# [Work to be completed]
Return each line containing the string "JSON".

# [Records for this task]
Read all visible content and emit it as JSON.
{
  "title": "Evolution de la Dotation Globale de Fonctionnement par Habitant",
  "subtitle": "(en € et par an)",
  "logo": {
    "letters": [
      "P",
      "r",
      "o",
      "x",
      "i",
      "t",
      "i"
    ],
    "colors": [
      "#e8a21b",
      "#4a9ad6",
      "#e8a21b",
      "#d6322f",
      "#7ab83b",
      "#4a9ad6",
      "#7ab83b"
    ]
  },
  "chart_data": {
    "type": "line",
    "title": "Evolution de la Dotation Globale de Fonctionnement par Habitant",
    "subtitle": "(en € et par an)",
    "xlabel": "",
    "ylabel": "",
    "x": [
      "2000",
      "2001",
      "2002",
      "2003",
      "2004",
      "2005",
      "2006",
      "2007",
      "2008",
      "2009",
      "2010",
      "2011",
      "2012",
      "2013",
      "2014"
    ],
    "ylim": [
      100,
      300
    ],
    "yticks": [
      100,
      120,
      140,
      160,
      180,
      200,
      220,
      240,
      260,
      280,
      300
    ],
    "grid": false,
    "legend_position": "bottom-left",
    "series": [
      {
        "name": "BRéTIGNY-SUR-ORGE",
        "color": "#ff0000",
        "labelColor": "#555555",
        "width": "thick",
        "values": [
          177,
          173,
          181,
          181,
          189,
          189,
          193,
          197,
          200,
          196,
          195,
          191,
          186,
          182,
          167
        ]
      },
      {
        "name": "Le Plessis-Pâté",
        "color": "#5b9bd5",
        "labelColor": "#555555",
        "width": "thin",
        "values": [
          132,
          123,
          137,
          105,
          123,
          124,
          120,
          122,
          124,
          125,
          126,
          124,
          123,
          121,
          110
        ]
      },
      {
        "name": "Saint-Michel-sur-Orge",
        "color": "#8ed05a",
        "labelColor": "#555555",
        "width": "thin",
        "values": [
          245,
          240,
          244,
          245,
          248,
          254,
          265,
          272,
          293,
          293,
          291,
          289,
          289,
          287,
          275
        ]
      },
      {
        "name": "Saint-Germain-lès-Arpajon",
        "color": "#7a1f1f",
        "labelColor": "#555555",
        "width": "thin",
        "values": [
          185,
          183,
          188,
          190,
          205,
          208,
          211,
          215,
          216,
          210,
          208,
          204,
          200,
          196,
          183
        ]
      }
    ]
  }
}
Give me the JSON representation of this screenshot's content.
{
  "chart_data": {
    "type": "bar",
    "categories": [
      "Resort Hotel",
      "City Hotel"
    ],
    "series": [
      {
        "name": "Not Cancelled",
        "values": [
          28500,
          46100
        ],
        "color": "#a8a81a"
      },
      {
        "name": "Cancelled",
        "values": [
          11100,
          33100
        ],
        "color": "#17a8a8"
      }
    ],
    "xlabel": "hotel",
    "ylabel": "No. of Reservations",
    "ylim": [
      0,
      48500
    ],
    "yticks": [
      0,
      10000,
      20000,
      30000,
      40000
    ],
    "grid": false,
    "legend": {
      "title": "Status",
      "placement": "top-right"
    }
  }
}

# [Output for this task]
Read all visible content and emit it as JSON.
Give me the JSON representation of this screenshot's content.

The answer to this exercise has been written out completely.